THE PROBLEM → Work out how many lines hold "find". Give the number and nothing else.

Collected data entries:
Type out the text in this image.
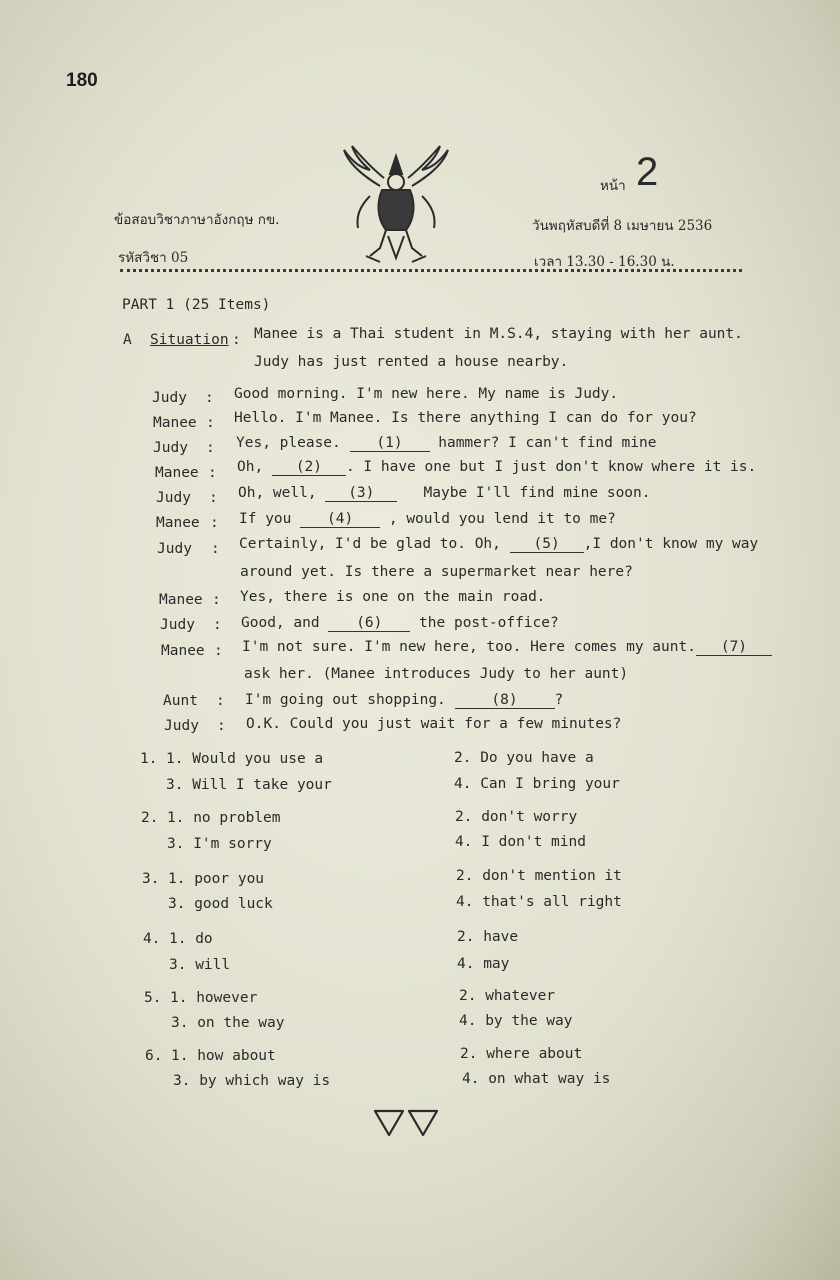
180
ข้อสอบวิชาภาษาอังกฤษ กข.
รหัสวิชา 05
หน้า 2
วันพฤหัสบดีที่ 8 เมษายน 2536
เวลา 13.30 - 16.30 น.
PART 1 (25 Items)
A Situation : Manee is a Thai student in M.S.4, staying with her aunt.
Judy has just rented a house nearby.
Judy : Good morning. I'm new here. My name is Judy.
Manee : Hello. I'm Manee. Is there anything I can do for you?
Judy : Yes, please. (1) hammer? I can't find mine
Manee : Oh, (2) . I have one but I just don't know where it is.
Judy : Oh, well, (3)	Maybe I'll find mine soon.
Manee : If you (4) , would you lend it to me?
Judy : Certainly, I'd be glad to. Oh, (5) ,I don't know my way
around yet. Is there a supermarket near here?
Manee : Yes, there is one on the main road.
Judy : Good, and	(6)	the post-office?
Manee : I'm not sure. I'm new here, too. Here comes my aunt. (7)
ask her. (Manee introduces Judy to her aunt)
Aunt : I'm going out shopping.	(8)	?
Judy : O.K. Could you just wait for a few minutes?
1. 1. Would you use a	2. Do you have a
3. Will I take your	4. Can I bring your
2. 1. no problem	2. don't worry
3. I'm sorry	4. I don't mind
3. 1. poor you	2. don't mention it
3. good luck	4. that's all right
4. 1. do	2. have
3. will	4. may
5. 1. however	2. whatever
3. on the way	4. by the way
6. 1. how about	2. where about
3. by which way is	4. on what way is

--

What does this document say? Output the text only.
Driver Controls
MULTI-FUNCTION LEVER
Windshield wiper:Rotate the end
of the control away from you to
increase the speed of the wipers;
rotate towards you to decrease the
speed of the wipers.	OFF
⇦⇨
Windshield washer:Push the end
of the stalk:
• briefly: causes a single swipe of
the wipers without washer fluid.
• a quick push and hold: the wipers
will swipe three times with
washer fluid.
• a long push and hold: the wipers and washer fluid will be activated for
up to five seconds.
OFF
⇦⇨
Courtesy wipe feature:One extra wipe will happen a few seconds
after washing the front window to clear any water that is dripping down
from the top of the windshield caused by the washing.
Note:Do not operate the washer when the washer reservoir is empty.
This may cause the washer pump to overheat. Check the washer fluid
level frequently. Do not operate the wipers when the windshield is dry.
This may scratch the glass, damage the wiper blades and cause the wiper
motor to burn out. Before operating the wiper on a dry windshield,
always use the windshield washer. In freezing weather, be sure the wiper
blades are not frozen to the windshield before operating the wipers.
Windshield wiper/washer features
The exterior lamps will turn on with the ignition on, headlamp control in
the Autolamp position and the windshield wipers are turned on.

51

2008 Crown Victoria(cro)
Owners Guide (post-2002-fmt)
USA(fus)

WORKED ANSWER → 2